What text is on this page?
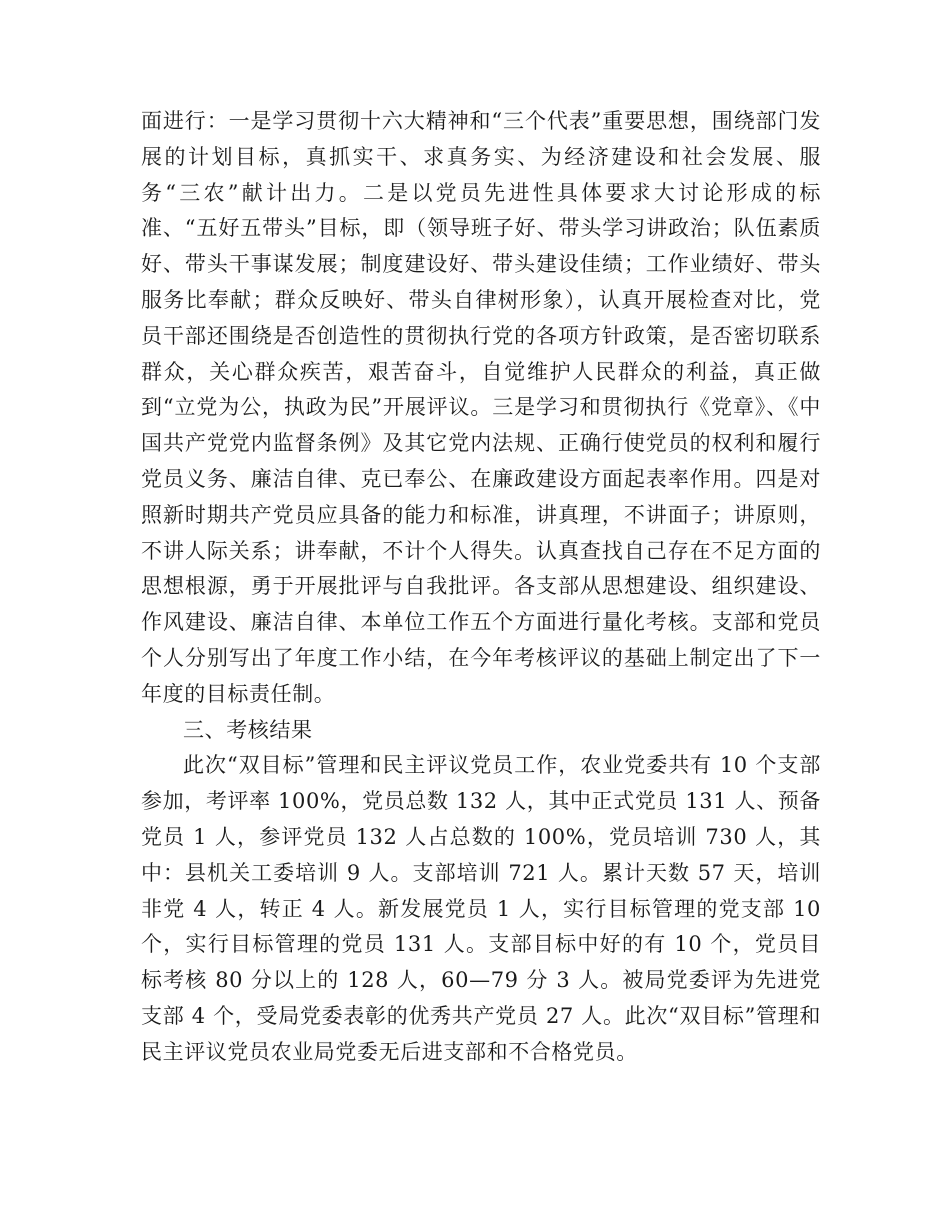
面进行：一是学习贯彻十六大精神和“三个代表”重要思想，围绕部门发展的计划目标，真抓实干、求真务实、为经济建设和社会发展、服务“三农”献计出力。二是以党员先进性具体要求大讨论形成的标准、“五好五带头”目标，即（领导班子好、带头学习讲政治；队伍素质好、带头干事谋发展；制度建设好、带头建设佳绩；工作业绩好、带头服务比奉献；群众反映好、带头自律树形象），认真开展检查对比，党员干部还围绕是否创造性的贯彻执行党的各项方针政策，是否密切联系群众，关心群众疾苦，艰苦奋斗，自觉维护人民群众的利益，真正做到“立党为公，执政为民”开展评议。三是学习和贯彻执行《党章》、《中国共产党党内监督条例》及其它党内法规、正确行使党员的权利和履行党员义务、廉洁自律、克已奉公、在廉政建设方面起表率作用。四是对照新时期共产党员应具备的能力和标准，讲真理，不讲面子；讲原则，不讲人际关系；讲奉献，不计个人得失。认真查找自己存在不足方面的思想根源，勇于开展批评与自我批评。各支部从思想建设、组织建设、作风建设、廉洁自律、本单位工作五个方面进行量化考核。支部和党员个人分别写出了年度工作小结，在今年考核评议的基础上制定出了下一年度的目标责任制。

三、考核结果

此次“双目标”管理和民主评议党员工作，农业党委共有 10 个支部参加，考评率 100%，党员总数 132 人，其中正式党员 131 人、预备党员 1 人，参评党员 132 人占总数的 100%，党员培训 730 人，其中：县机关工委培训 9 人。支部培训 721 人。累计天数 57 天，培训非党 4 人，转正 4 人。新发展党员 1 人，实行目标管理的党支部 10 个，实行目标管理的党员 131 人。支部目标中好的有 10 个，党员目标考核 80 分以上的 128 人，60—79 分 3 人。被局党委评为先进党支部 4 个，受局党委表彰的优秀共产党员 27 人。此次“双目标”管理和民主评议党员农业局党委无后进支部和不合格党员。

---

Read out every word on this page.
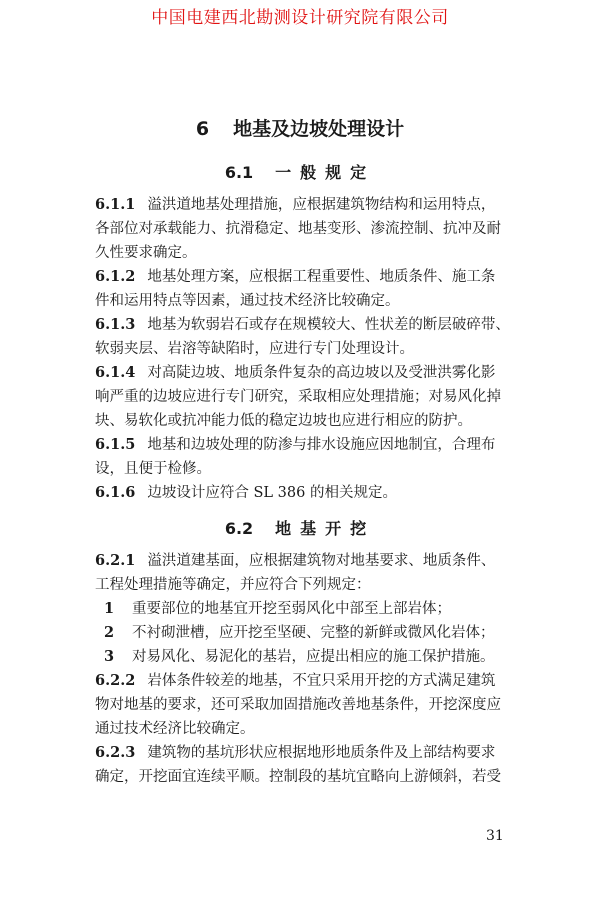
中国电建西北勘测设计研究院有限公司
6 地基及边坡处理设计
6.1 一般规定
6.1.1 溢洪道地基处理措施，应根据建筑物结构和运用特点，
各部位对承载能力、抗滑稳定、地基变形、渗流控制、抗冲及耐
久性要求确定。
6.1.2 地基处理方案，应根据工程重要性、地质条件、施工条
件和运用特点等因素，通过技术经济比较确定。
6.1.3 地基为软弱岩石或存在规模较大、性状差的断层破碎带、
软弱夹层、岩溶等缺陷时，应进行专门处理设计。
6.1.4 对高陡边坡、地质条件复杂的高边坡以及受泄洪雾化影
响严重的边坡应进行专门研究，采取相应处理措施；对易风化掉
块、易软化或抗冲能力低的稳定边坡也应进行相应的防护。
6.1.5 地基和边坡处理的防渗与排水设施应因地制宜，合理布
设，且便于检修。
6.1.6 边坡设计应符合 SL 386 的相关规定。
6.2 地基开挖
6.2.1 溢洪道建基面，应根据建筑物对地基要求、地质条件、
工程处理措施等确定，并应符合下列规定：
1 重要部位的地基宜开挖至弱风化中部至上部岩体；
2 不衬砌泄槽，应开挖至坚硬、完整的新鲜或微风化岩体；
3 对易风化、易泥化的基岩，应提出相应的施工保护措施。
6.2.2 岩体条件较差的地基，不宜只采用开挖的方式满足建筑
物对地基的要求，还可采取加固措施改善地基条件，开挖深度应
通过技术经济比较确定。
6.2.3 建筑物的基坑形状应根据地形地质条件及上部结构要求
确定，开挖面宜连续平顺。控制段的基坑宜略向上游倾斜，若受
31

# Goal
The records are above. How many lines in them contain the word "this"? Give the number alone.

# Expected output
2